## BEGIN

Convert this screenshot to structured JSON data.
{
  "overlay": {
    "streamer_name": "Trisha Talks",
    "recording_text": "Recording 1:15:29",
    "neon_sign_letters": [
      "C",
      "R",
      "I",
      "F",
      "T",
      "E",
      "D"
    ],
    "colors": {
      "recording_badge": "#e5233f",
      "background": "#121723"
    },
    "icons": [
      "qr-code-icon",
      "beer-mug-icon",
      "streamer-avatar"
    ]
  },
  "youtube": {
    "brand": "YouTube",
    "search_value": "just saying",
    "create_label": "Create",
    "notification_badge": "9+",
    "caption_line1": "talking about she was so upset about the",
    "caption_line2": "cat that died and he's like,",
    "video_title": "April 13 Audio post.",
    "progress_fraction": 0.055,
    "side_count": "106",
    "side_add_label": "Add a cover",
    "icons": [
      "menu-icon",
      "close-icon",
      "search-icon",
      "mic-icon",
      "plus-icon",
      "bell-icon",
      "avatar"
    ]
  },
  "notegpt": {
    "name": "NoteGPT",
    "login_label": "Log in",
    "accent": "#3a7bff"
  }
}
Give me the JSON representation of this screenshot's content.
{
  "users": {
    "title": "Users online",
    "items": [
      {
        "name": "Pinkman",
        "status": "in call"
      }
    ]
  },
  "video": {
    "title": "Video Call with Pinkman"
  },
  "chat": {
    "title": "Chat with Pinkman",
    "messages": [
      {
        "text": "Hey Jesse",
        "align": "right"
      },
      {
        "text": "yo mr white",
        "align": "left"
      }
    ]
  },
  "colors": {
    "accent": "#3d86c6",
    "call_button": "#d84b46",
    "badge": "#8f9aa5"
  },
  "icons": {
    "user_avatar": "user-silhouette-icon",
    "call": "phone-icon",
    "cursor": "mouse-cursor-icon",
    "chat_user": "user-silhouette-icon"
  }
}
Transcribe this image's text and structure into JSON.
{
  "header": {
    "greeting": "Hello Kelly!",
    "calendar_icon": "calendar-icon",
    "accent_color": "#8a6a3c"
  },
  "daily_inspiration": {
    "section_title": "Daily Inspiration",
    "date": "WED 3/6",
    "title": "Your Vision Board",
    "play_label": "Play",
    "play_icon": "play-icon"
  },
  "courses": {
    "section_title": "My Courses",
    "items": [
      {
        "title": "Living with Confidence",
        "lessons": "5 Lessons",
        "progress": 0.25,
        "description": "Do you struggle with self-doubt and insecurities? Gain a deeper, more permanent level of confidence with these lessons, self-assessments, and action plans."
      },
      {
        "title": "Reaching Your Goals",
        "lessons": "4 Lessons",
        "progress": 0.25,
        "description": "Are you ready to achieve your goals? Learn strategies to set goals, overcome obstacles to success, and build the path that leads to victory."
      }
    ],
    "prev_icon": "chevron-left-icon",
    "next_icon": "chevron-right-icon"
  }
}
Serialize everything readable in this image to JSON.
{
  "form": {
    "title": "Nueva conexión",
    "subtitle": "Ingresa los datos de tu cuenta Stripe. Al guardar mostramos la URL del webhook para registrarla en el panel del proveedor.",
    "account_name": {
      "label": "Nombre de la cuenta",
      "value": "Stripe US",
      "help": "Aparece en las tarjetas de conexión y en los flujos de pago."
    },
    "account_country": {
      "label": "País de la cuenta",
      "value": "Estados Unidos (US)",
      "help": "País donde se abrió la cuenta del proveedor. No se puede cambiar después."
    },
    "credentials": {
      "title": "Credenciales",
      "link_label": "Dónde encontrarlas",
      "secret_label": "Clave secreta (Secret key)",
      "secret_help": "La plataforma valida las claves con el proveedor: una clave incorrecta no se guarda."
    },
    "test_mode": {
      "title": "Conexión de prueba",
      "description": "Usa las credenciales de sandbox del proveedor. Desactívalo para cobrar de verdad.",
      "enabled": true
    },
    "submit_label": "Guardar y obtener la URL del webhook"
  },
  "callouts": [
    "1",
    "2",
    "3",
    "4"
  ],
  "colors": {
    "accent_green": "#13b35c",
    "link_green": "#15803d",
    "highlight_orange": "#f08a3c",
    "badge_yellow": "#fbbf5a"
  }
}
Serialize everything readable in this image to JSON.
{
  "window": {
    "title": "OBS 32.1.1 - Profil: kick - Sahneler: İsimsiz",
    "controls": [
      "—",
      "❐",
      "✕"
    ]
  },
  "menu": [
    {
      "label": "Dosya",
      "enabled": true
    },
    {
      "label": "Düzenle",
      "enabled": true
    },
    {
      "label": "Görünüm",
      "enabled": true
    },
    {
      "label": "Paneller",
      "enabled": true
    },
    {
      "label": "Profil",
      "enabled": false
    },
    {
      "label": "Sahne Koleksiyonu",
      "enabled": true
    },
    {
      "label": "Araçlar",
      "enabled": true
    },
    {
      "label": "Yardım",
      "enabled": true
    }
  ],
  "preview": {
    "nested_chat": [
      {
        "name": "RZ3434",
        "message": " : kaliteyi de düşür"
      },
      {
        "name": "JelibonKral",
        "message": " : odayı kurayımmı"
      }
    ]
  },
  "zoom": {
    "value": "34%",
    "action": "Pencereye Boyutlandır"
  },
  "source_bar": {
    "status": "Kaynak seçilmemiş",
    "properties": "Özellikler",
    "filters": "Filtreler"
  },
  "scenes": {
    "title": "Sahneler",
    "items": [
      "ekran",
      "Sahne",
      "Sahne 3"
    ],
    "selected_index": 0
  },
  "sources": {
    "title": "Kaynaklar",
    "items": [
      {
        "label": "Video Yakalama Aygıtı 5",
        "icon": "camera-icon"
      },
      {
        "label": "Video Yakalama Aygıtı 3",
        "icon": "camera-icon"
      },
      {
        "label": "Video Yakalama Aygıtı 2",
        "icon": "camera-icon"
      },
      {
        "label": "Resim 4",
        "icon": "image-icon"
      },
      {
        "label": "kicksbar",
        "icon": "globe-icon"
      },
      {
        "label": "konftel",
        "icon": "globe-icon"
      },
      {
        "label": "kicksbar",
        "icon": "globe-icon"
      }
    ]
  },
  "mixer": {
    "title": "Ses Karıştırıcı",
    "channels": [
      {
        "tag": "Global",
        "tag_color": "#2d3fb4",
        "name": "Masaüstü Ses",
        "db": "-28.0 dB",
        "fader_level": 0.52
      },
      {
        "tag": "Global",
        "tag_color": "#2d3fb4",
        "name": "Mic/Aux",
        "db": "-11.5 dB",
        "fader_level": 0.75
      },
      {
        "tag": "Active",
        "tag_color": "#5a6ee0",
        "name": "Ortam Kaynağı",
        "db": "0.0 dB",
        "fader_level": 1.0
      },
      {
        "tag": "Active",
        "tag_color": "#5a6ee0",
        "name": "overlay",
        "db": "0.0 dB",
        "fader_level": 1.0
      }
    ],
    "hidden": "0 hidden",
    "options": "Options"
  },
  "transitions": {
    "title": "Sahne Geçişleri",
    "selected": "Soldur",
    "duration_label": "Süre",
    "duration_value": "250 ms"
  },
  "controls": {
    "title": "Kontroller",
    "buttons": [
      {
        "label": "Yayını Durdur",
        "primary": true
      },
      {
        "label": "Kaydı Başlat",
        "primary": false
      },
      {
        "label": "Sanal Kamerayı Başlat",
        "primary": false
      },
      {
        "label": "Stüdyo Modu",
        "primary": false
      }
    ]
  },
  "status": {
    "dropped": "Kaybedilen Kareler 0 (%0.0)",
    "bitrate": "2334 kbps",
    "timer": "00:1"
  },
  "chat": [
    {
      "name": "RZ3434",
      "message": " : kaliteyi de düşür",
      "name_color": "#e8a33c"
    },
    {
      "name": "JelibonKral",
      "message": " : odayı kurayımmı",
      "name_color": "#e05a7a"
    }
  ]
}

## END

▶ **WORK TO DO**:
Copy, from the material above, each line in which the string "screenshot" occurs.

▶ **FINAL RESULT**:
Convert this screenshot to structured JSON data.
Give me the JSON representation of this screenshot's content.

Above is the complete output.